---------- Selected text ----------
The 8,400-square-foot home originally built for oilman John E. Farrell at 8 Westover Road is on the market for $5.1 million. The home, built by A.C. Luther on approximately 1.1 acres, was the flagship for development of Westover Hills.
Designed by Victor M. Curtis, Westover Manor is a limestone and brick Norman-Jacobian Revival-style mansion, with six bedrooms and five and a half baths, and featuring Tudor-style chimneys, half-timbered gables, and mullioned windows.
Its features include cathedral ceilings, custom millwork, elevator, service kitchen, guest house, four-car garage, cabana, and a basement ideal for wine cellar.
This marks the first time the estate has ever been on the public market, according to Mansion Global. Tarrant County property records show the property was owned by another oilman, Clarence Brodie Hyde II and last changed hands in 2015 for an undisclosed sum.
---------- Records shown ----------
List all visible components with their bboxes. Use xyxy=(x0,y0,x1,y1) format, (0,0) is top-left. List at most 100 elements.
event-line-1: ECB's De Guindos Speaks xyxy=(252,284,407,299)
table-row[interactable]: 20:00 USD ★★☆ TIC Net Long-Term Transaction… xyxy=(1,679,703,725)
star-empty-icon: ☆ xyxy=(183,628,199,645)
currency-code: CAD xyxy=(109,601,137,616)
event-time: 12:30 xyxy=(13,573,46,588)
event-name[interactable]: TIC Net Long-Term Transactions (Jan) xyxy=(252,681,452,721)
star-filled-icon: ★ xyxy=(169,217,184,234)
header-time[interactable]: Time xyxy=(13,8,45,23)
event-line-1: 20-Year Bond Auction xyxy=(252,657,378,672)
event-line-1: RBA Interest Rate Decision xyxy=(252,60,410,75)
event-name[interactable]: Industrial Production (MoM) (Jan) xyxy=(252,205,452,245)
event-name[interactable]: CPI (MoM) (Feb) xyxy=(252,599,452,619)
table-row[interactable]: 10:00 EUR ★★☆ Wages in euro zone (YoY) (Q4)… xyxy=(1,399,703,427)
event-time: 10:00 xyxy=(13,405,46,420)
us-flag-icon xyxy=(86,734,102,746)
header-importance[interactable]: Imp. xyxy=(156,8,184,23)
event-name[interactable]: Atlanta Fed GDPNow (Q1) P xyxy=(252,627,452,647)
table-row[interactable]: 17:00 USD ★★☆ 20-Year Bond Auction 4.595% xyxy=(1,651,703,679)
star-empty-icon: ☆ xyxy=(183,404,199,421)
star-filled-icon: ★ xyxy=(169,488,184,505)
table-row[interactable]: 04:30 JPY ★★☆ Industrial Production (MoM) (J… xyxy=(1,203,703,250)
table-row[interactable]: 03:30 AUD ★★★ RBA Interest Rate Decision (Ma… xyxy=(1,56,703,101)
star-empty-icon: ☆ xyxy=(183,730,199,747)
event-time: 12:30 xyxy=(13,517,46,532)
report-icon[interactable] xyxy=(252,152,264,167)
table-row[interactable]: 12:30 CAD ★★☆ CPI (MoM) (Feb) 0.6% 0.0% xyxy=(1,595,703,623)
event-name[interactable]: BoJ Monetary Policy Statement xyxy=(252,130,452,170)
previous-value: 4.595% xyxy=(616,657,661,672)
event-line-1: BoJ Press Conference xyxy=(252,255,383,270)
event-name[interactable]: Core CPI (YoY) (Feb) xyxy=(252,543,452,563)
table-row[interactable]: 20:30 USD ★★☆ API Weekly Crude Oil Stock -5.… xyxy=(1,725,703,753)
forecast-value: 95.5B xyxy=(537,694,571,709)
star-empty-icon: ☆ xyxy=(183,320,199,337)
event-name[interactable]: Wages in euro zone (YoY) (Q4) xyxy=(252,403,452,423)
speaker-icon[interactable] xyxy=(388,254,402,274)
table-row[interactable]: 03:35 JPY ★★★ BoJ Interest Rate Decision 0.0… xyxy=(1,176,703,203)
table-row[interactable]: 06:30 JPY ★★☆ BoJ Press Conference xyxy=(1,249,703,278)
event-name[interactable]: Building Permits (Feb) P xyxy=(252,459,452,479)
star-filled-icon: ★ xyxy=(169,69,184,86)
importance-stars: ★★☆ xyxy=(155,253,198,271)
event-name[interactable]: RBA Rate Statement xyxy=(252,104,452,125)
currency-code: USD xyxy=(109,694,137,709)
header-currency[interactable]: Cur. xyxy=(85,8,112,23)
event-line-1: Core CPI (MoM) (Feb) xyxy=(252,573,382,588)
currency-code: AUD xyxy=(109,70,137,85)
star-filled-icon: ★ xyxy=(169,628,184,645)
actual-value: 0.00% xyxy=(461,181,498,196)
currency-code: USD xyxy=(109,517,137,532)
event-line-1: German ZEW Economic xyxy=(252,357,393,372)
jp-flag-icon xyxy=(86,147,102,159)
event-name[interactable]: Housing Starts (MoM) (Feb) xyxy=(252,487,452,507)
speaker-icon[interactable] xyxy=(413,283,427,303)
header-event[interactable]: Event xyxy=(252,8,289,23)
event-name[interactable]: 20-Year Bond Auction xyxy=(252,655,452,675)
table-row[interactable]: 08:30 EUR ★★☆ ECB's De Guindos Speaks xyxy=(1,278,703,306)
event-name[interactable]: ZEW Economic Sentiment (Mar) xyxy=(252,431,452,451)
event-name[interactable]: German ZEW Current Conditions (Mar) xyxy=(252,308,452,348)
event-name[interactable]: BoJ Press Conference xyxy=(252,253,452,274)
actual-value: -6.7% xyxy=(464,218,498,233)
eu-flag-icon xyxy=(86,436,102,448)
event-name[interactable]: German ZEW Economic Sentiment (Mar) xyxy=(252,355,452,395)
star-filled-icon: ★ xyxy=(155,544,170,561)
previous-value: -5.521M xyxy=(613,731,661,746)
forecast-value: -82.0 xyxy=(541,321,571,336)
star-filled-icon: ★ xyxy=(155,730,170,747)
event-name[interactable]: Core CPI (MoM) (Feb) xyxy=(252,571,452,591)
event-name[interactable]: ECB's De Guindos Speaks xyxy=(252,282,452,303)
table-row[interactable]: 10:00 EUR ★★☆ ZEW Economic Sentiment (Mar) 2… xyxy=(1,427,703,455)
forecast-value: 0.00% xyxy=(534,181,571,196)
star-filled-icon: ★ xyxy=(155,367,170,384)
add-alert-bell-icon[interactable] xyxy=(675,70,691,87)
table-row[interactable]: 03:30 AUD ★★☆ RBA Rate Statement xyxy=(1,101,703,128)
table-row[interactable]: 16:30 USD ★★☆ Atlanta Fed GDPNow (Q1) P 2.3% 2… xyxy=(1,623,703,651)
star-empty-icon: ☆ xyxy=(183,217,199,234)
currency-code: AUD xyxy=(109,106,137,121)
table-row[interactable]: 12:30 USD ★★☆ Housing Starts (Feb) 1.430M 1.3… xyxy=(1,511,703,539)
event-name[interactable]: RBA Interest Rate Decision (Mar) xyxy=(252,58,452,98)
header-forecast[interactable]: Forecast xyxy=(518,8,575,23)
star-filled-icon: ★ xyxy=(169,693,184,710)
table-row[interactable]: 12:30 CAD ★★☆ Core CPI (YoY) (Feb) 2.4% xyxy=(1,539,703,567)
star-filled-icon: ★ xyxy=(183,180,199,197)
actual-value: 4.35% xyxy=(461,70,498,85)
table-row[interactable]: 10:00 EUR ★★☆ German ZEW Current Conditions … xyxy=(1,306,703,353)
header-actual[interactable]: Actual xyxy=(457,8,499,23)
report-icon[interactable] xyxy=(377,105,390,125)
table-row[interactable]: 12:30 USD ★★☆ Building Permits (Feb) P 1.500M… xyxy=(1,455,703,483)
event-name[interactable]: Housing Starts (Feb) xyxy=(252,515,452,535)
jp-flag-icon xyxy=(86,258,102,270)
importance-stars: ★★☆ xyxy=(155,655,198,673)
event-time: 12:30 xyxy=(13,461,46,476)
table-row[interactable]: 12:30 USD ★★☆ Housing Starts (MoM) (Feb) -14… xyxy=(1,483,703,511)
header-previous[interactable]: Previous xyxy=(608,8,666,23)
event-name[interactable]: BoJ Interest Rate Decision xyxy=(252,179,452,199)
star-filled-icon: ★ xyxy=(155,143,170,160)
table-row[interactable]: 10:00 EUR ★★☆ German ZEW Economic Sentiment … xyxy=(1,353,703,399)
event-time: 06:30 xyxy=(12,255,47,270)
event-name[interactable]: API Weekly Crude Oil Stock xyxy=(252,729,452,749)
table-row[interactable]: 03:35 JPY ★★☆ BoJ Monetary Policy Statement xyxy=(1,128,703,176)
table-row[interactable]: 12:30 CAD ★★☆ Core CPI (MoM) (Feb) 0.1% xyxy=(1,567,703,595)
----------
To do
1 > In the text about the Westover Manor estate, write out the passage that opens with the words containing "The 8,400-square-foot home" and closes with "for wine cellar.".
2 > Extend the text about the Westover Manor estate, picking up after its last sentence.
The records are separate material, unrelated to the text about Westover Manor.

Responses per task
1 >
The 8,400-square-foot home originally built for oilman John E. Farrell at 8 Westover Road is on the market for $5.1 million. The home, built by A.C. Luther on approximately 1.1 acres, was the flagship for development of Westover Hills.
Designed by Victor M. Curtis, Westover Manor is a limestone and brick Norman-Jacobian Revival-style mansion, with six bedrooms and five and a half baths, and featuring Tudor-style chimneys, half-timbered gables, and mullioned windows.
Its features include cathedral ceilings, custom millwork, elevator, service kitchen, guest house, four-car garage, cabana, and a basement ideal for wine cellar.

2 >
“The architecture is significant and special,” said Ida Duwe-Olsen of Compass Fort Worth, who listed it with her husband and colleague Ted Olsen told Mansion Global. “You don’t see houses like this anymore.”
For its place in history, the home is registered in the National Register of Historic Places.
Farrell lived in the house until his death at age 54 in 1946.
Farrell was an oilman and wartime board chairman of the Service Men’s Center.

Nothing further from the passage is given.